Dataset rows

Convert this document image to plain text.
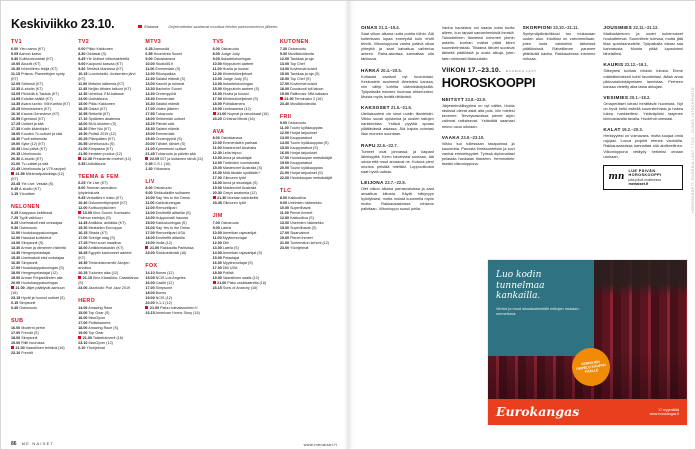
Keskiviikko 23.10.	Elokuva	Ohjelmatiedot saattavat muuttua lehden painoonmenon jälkeen.
TV1
6.00 Ylen aamu (KT)
9.05 Aamun kasvo
9.30 Kulttuuricocktail (KT)
10.00 Akuutti (KT)
10.30 Inhimillinen tekijä (KT)
11.15 Prisma: Planeettojen synty (KT)
12.05 Strömsö (KT)
12.35 A-studio (KT)
13.05 Flinkkilä & Tastula (KT)
14.05 Kotoisin täältä (KT)
14.35 Avara luonto: Villi Karibia (KT)
15.25 Ikimuistoinen (KT)
16.10 Kaunis Genevieve (KT)
16.55 Egenland (KT)
17.25 Uutiset ja sää
17.35 Kodin kääntöpiiri
18.00 Kuuden Tv-uutiset ja sää
18.30 Puoli seitsemän
19.00 Syke (12) (KT)
19.45 Uusi päivä (KT)
20.15 Urheiluruutu
20.30 A-studio (KT)
21.00 Tv-uutiset ja sää
21.45 Urheiluruutu ja V75-ravipeli
21.55 Mielensäpahoittaja (12) (KT)
23.45 Yle Live: Vesala (S)
0.45 A-studio (KT)
1.15 Yöuutiset
NELONEN
6.25 Kaappaus keittiössä
7.25 Tyylit vaihtoon
8.25 Unelmakoti etsii omistajaa
9.30 Ostosruutu
11.00 Huutokauppakuningas
12.00 Hauskat kotivideot
13.00 Simpsonit (S)
13.30 Arman ja viimeinen ristiretki
14.30 Hengenpelastajat
15.30 Unelmakoti etsii omistajaa
16.30 Simpsonit
17.00 Huutokauppakuningas (S)
18.00 Hengenpelastajat (12)
19.00 Arman Pohjantähden alla
20.00 Huutokauppakuningas
21.00 Jäljet päättyvät aamuun (16)
23.15 Hyvät ja huonot uutiset (S)
0.15 Simpsonit
0.45 Ostosruutu
SUB
16.00 Moderni perhe
17.00 Frendit (S)
18.00 Simpsonit
19.00 Rillit huurussa
21.00 Vaarallinen tehtävä (16)
23.10 Frendit
TV2
6.00 Pikku Kakkonen
8.30 Oddasat (S)
8.45 Yle Uutiset viittomakielellä
9.00 Kaupunki kasvaa (KT)
9.30 Tehtävä Marsissa (KT)
10.15 Luontohetki: Joutsenten järvi (KT)
11.00 Metsien kätkemä (KT)
11.45 Neljän tähden talkoot (KT)
12.30 Urheilua: EM-katsaus
14.00 Uutisikkuna
15.00 Pikku Kakkonen
16.25 Galaxi (KT)
16.55 Retkellä (KT)
17.10 Sydänten akatemia
18.00 BUU-klubben (S)
18.30 Efter Nio (KT)
19.30 Poliisit 2019 (12)
20.25 Pilanpäiten (KT)
20.55 Urheiluruutu (S)
21.00 Kimpassa (KT)
21.50 Ihmisten puolue (12)
22.35 Presidentin miehet (12)
0.35 Uutisikkuna
TEEMA & FEM
6.25 Yle Live (KT)
8.00 Teeman aamukino: lyhytelokuvia
9.45 Versailles'n loisto (KT)
10.40 Dokumenttiprojekti (KT)
12.00 Kulttuuriykkönen
13.05 Kino Suomi: Komisario Palmun erehdys (S)
14.45 Antiikkia, antiikkia (KT)
15.30 Mestarien Eurooppa
16.15 Strada (KT)
17.00 Sverige idag (S)
17.25 Pieni suuri maailma
18.00 Antiikkimakasiini (KT)
18.45 Egyptin kadonneet aarteet (KT)
19.35 Tiededokumentti: Aivojen arvoitus
20.25 Tudorien aika (12)
21.15 Kino Klassikko: Casablanca (S)
23.00 Jazzklubi: Pori Jazz 2019
HERO
14.00 Amazing Race
15.00 Top Gear (S)
16.00 MacGyver
17.00 Poliisikamera
18.00 Amazing Race (S)
19.00 Top Gear
21.00 Taistelutoverit (16)
23.10 MacGyver (12)
0.10 Yöohjelmat
MTV3
6.25 Aamusää
6.55 Huomenta Suomi
9.00 Ostoskanava
10.00 Studio55.fi
11.00 Emmerdale (S)
12.00 Rikospaikka
12.30 Salatut elämät (S)
13.00 Kauniit ja rohkeat
13.30 Bachelor Suomi
14.30 Onnenpyörä
15.30 Emmerdale
16.30 Salatut elämät
17.00 Viiden jälkeen
17.55 Tulosruutu
18.00 Seitsemän uutiset
18.25 Päivän sää
18.30 Salatut elämät
19.00 Emmerdale
19.30 Onnenpyörä (S)
20.00 Tähdet, tähdet (S)
21.00 Kymmenen uutiset
21.45 Tulosruutu ja päivän sää
22.05 007 ja kultainen silmä (12)
0.35 C.S.I. (16)
1.30 Yökanava
LIV
8.00 Ostosruutu
9.00 Sinkkuäidille sulhanen
10.00 Say Yes to the Dress
11.00 Kakkukuningas
12.00 Remonttipari
13.00 Ensitreffit alttarilla (S)
14.00 Huippumalli haussa
15.00 Kakkukuningas (S)
16.00 Say Yes to the Dress
17.00 Remonttipari USA
18.00 Ensitreffit alttarilla
19.00 Iholla (12)
21.00 Rakkautta Pariisissa
23.00 Sinkkuelämää (16)
FOX
14.10 Bones (12)
15.05 NCIS Los Angeles
16.00 Castle (12)
17.00 Simpsonit
18.00 Bones
19.00 NCIS (12)
20.00 9-1-1 (12)
21.00 Paluu tulevaisuuteen II
23.15 American Horror Story (16)
TV5
6.00 Ostosruutu
8.00 Judge Judy
9.00 Askartelukuningas
10.00 Kirpputorin aarteet
11.00 Huvila ja huussi
12.00 Kiinteistöveljekset
13.00 Judge Judy (S)
14.00 Askartelukuningas
15.00 Kirpputorin aarteet (S)
16.00 Huvila ja huussi
17.00 Kiinteistöveljekset (S)
18.00 Poliisikamera
19.00 Lentoasema (12)
21.00 Nopeat ja raivokkaat (16)
23.20 Criminal Minds (16)
AVA
8.00 Ostoskanava
10.00 Emmerdalen parhaat
11.00 Masterchef Australia
12.30 Leila leipoo
13.00 Anna ja sisustajat
14.00 Tunteiden vuoristorata
15.00 Masterchef Australia (S)
16.30 Mitä tänään syötäisiin?
17.00 Gilmoren tytöt
18.00 Anna ja sisustajat (S)
19.00 Masterchef Australia
20.30 Greyn anatomia (12)
21.30 Morsian karkuteillä
23.45 Gilmoren tytöt
JIM
7.00 Ostosruutu
9.00 Latela
10.00 Amerikan rajavartijat
11.00 Myytinmurtajat
12.00 Diili
13.00 Latela (S)
14.00 Amerikan rajavartijat (S)
15.00 Pelastajat
16.00 Myytinmurtajat (S)
17.00 Diili USA
18.00 Poliisit
19.00 Vaarallinen saalis (12)
21.00 Pako vankisaarelta (16)
23.15 Sons of Anarchy (16)
KUTONEN
7.30 Ostosruutu
9.30 Musiikkivideoita
12.00 Tankkaa ja aja
13.00 Top Chef
14.00 Kovimmat kuskit
15.00 Tankkaa ja aja (S)
16.00 Top Chef (S)
17.00 Kovimmat kuskit
18.00 Duudsonit tuli taloon
19.00 Rallicross: MM-katsaus
21.00 Terminator 2 (16)
23.40 Musiikkivideoita
FRII
9.00 Ostosruutu
11.00 Tuurin kyläkauppias
12.00 Hurjat tarjoukset
13.00 Kaupparatsut
14.00 Tuurin kyläkauppias (S)
15.00 Kaupparatsut (S)
16.00 Hurjat tarjoukset
17.00 Huutokaupan metsästäjät
19.00 Kaupparatsut
20.00 Tuurin kyläkauppias
21.00 Hurjat tarjoukset (S)
22.00 Huutokaupan metsästäjät
TLC
8.00 Kakkudiiva
9.00 Unelmien häämekko
10.00 Superlihavat
11.00 Pienet ihmeet
12.00 Kakkudiiva (S)
13.00 Unelmien häämekko
15.00 Superlihavat (S)
17.00 Sisarvaimot
19.00 Pienet ihmeet
21.00 Tuntematon kehoni (12)
23.00 Yöohjelmat
86 ME NAISET	www.menaiset.fi
OINAS 21.3.–19.4.

Saat viikon aikana uutta puhtia töihin. Älä kuitenkaan lupaa enempää kuin ehdit tehdä. Viikonloppuna vanha ystävä ottaa yhteyttä ja saat kaivattua vaihtelua arkeen. Raha-asioissa kannattaa olla tarkkana.

HÄRKÄ 20.4.–20.5.

Kotiasiat vaativat nyt huomiotasi. Keskustele avoimesti läheistesi kanssa, niin vältyt turhilta väärinkäsityksiltä. Työpaikalla esimies huomaa ahkeruutesi. Muista myös levätä riittävästi.

KAKSOSET 21.5.–21.6.

Uteliaisuutesi vie sinut uusiin tilanteisiin. Viikko suosii opiskelua ja uusien taitojen hankkimista. Ystävä pyytää apuasi yllättävässä asiassa. Älä hajota voimiasi liian moneen suuntaan.

RAPU 22.6.–22.7.

Tunteet ovat pinnassa, ja kaipaat läheisyyttä. Kerro toiveistasi suoraan, älä odota että muut arvaavat ne. Kotona pieni muutos piristää mieltäsi. Loppuviikosta saat hyviä uutisia.

LEIJONA 23.7.–22.8.

Olet viikon aikana parrasvaloissa ja saat ansaittua kiitosta. Käytä näkyvyys hyödyksesi, mutta muista kuunnella myös muita. Rakkausasioissa rohkeus palkitaan. Viikonloppu suosii juhlia.

Vanha harrastus voi saada uutta tuulta alleen, kun tapaat samanhenkisiä ihmisiä. Taloudellinen tilanteesi kohenee pienin askelin, kunhan maltat pitää kiinni suunnitelmistasi. Tiistaina tähdet suosivat tärkeitä päätöksiä ja uusia alkuja, joten tartu rohkeasti tilaisuuksiin.

VIIKON 17.–23.10. EUGENIA LAST
HOROSKOOPPI
NEITSYT 23.8.–22.9.

Järjestelmällisyytesi on nyt valttia. Hoida rästissä olevat asiat alta pois, niin mielesi kevenee. Terveysasioissa pienet arjen valinnat ratkaisevat. Ystävältä saamasi neuvo osuu oikeaan.

VAAKA 23.9.–23.10.

Viikko tuo tullessaan tasapainoa ja kauneutta. Panosta ihmissuhteisiin ja sovi vanhat erimielisyydet. Työssä diplomatiasi pelastaa hankalan tilanteen. Hemmottele itseäsi viikonloppuna.

SKORPIONI 23.10.–21.11.

Syntymäpäiväviikkosi tuo mukanaan uuden alun. Intuitiosi on vahvimmillaan, joten luota vaistoihisi tärkeissä päätöksissä. Rahatilanne paranee yllättävää kautta. Rakkaudessa intohimo roihuaa.

JOUSIMIES 22.11.–21.12.

Matkustaminen ja uudet kokemukset houkuttelevat. Suunnittele tulevaa, mutta jätä tilaa spontaaniudelle. Työpaikalla ideasi saa kannatusta. Muista pitää lupauksesi läheisillesi.

KAURIS 22.12.–19.1.

Sitkeytesi tuottaa vihdoin tulosta. Etene määrätietoisesti kohti tavoitettasi, äläkä anna pikkuvastoinkäymisten lannistaa. Perheen kanssa vietetty aika lataa akkujasi.

VESIMIES 20.1.–18.2.

Omaperäiset ideasi herättävät huomiota. Nyt on hyvä hetki esitellä suunnitelmiasi ja hakea tukea hankkeillesi. Ystäväpiirisi laajenee kiinnostavalla tavalla. Huolehdi unestasi.

KALAT 19.2.–20.3.

Herkkyytesi on voimavara, mutta suojaa omia rajojasi. Luova projekti etenee vauhdilla. Rakkausasioissa kannattaa olla aloitteellinen. Viikonloppuna vetäydy hetkeksi omaan rauhaan.

mn
LUE PÄIVÄN
HOROSKOOPPI
joka päivä osoitteessa
menaiset.fi	HOROSKOOPIT: EUGENIA LAST / TCA · KUVAT: ISTOCKPHOTO

Luo kodin tunnelmaa kankailla.

Verhot ja muut sisustustekstiilit mittojen mukaan ommeltuna.

VERHOJEN OMPELU KAUPAN PÄÄLLE
Eurokangas	17 myymälää
www.eurokangas.fi
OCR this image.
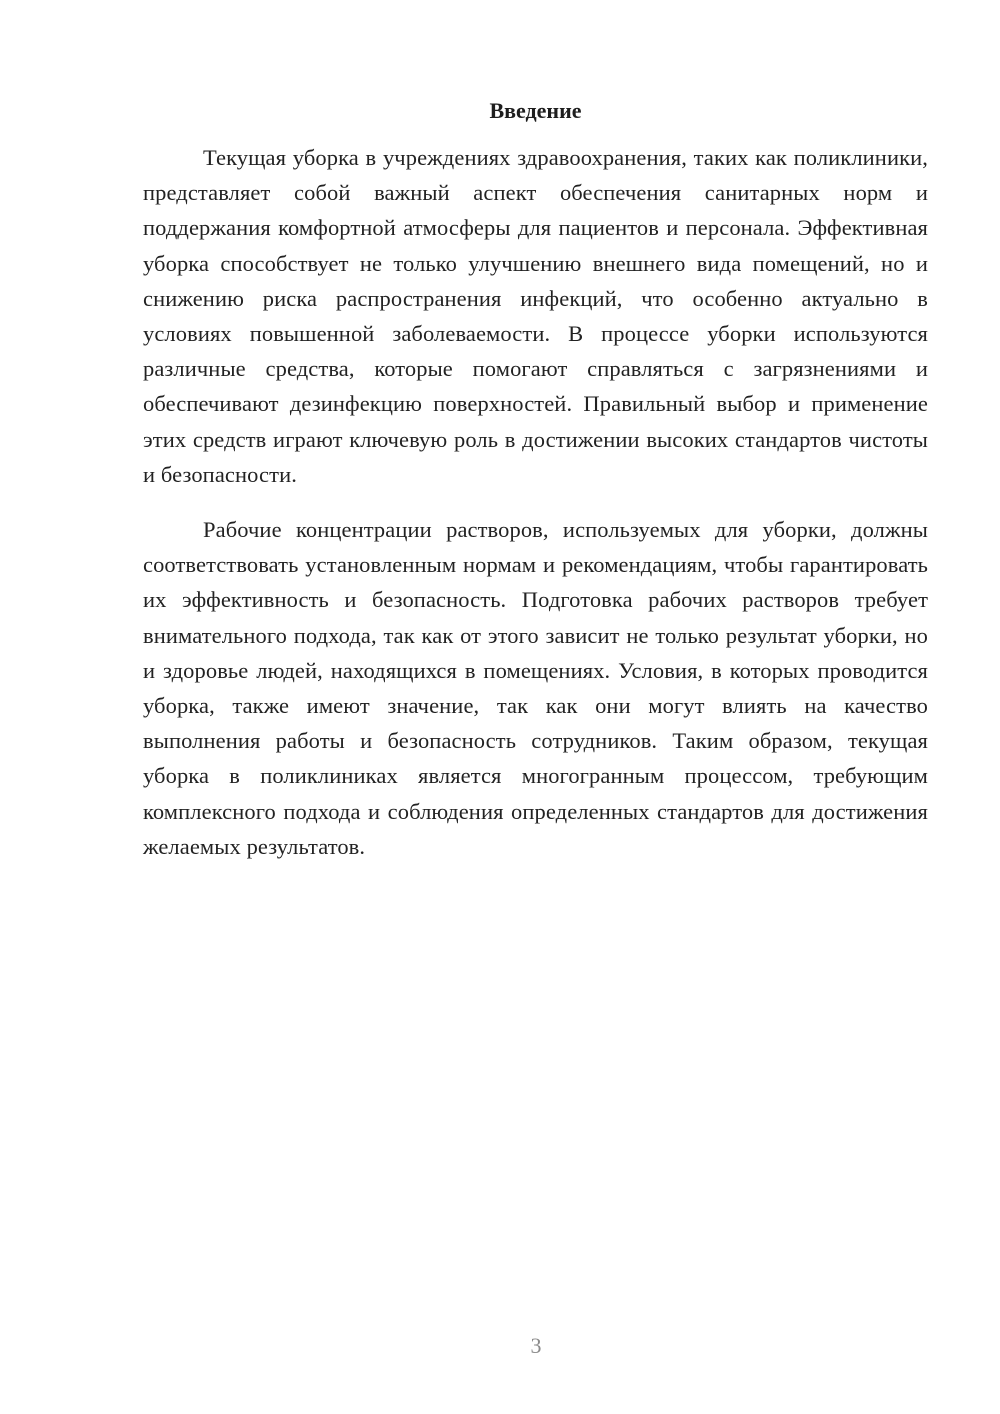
Введение

Текущая уборка в учреждениях здравоохранения, таких как поликлиники, представляет собой важный аспект обеспечения санитарных норм и поддержания комфортной атмосферы для пациентов и персонала. Эффективная уборка способствует не только улучшению внешнего вида помещений, но и снижению риска распространения инфекций, что особенно актуально в условиях повышенной заболеваемости. В процессе уборки используются различные средства, которые помогают справляться с загрязнениями и обеспечивают дезинфекцию поверхностей. Правильный выбор и применение этих средств играют ключевую роль в достижении высоких стандартов чистоты и безопасности.

Рабочие концентрации растворов, используемых для уборки, должны соответствовать установленным нормам и рекомендациям, чтобы гарантировать их эффективность и безопасность. Подготовка рабочих растворов требует внимательного подхода, так как от этого зависит не только результат уборки, но и здоровье людей, находящихся в помещениях. Условия, в которых проводится уборка, также имеют значение, так как они могут влиять на качество выполнения работы и безопасность сотрудников. Таким образом, текущая уборка в поликлиниках является многогранным процессом, требующим комплексного подхода и соблюдения определенных стандартов для достижения желаемых результатов.

3
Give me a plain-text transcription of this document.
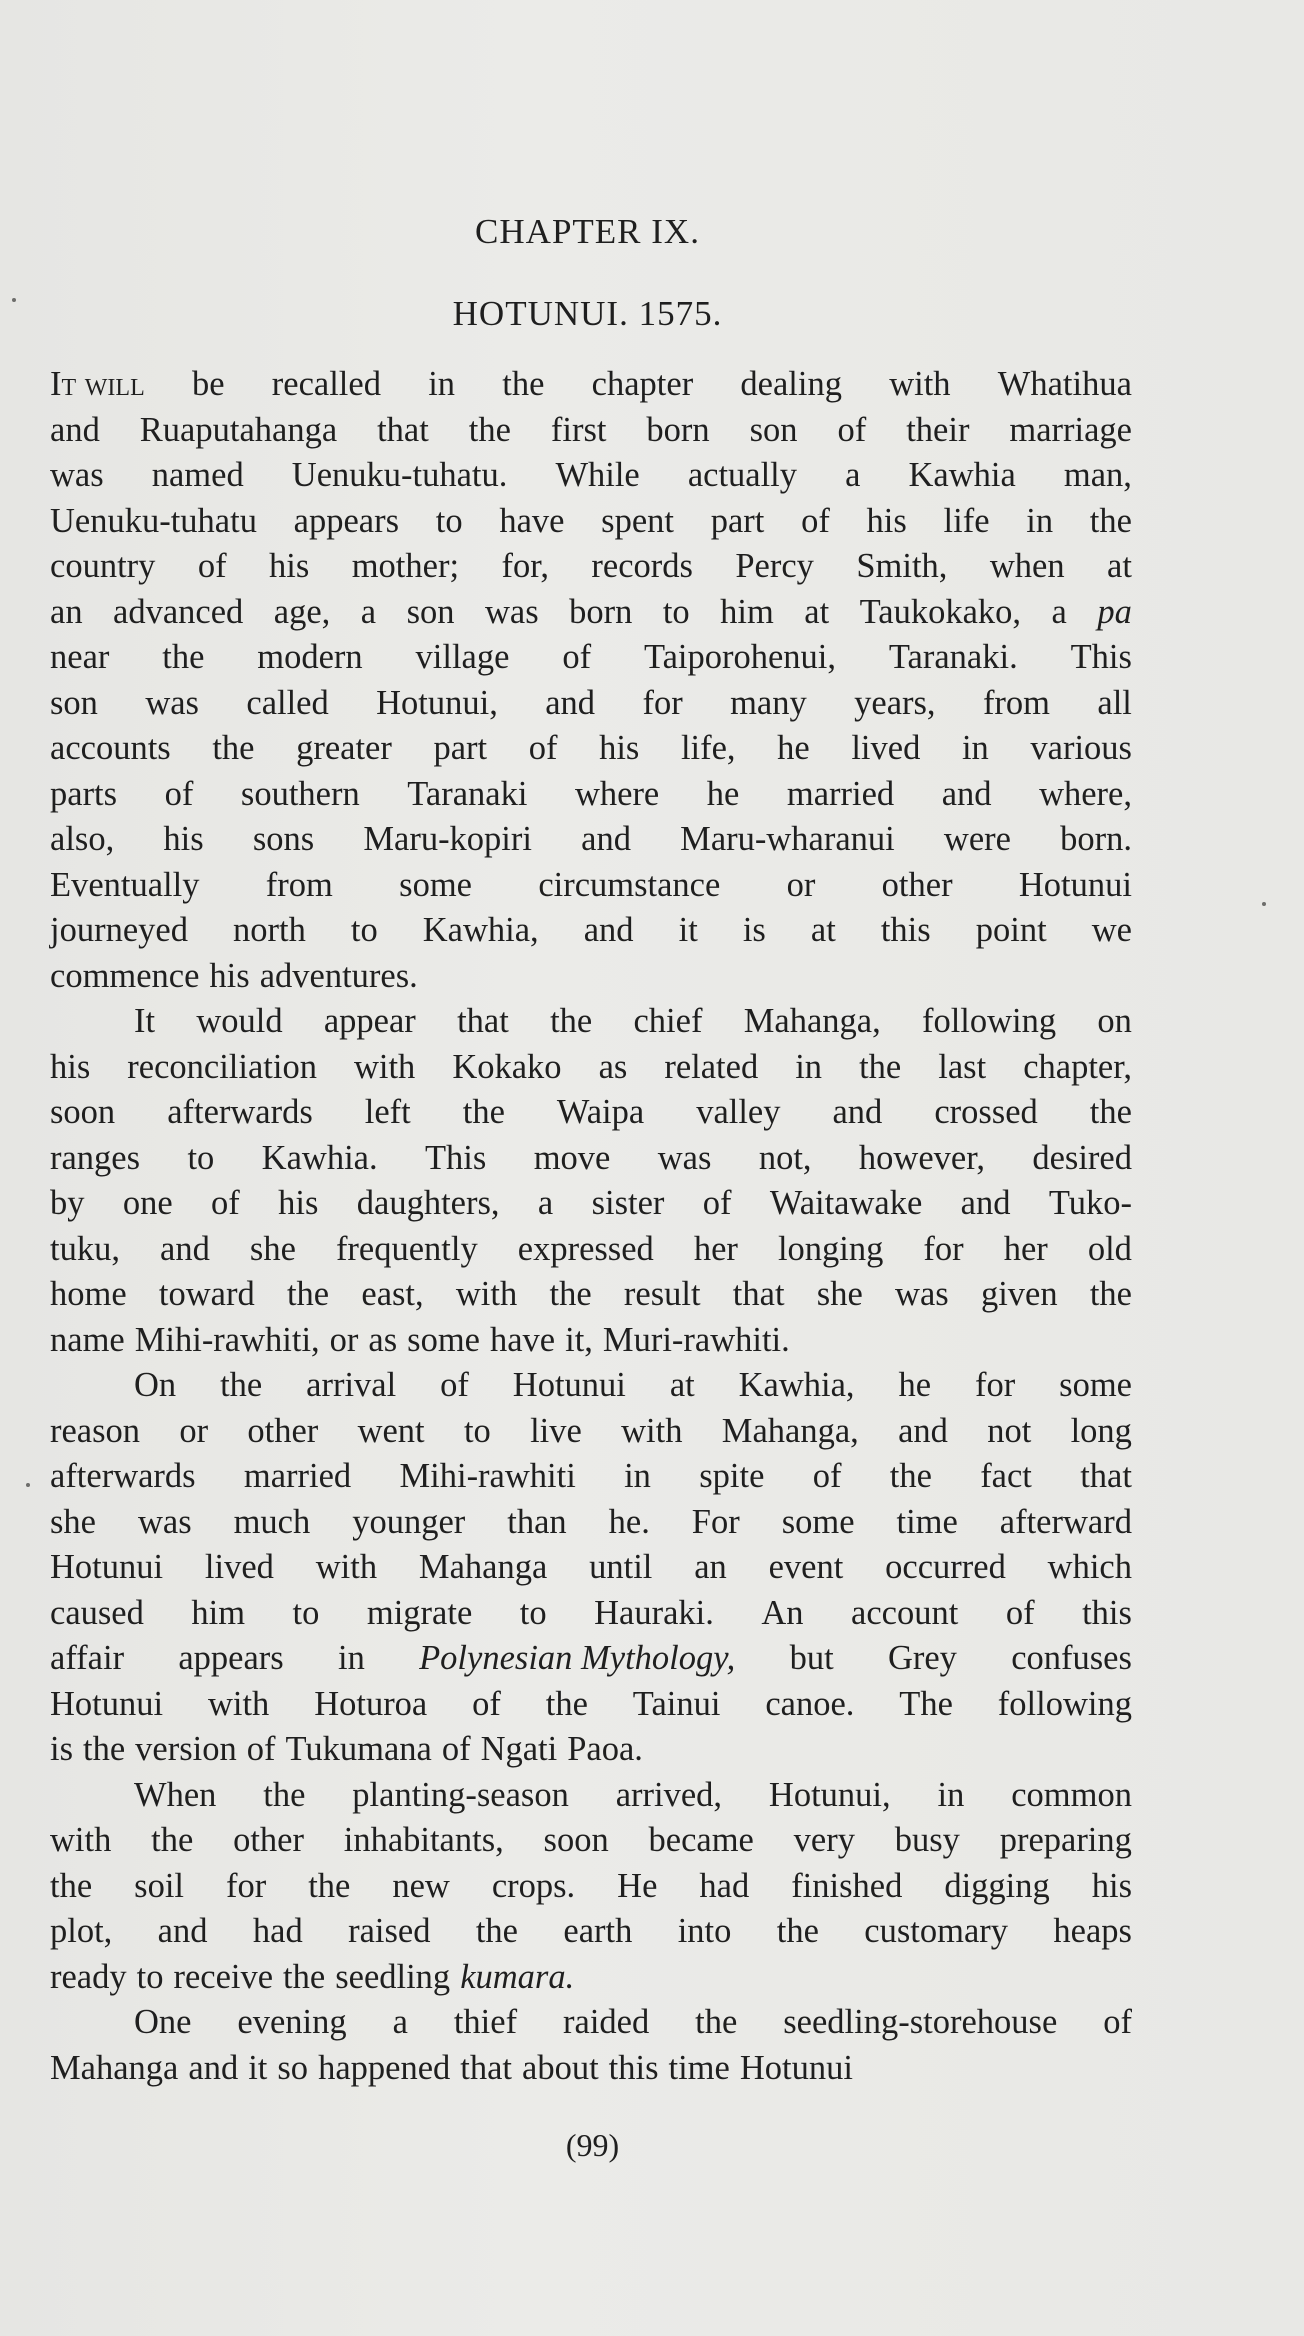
CHAPTER IX.
HOTUNUI. 1575.
It will be recalled in the chapter dealing with Whatihua
and Ruaputahanga that the first born son of their marriage
was named Uenuku-tuhatu. While actually a Kawhia man,
Uenuku-tuhatu appears to have spent part of his life in the
country of his mother; for, records Percy Smith, when at
an advanced age, a son was born to him at Taukokako, a pa
near the modern village of Taiporohenui, Taranaki. This
son was called Hotunui, and for many years, from all
accounts the greater part of his life, he lived in various
parts of southern Taranaki where he married and where,
also, his sons Maru-kopiri and Maru-wharanui were born.
Eventually from some circumstance or other Hotunui
journeyed north to Kawhia, and it is at this point we
commence his adventures.
It would appear that the chief Mahanga, following on
his reconciliation with Kokako as related in the last chapter,
soon afterwards left the Waipa valley and crossed the
ranges to Kawhia. This move was not, however, desired
by one of his daughters, a sister of Waitawake and Tuko-
tuku, and she frequently expressed her longing for her old
home toward the east, with the result that she was given the
name Mihi-rawhiti, or as some have it, Muri-rawhiti.
On the arrival of Hotunui at Kawhia, he for some
reason or other went to live with Mahanga, and not long
afterwards married Mihi-rawhiti in spite of the fact that
she was much younger than he. For some time afterward
Hotunui lived with Mahanga until an event occurred which
caused him to migrate to Hauraki. An account of this
affair appears in Polynesian Mythology, but Grey confuses
Hotunui with Hoturoa of the Tainui canoe. The following
is the version of Tukumana of Ngati Paoa.
When the planting-season arrived, Hotunui, in common
with the other inhabitants, soon became very busy preparing
the soil for the new crops. He had finished digging his
plot, and had raised the earth into the customary heaps
ready to receive the seedling kumara.
One evening a thief raided the seedling-storehouse of
Mahanga and it so happened that about this time Hotunui
(99)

SET PROBLEM
Using the listing above, say how many of its lines contain the string "Race", giving nothing but the figure.

SOLUTION FOR THIS EXERCISE
2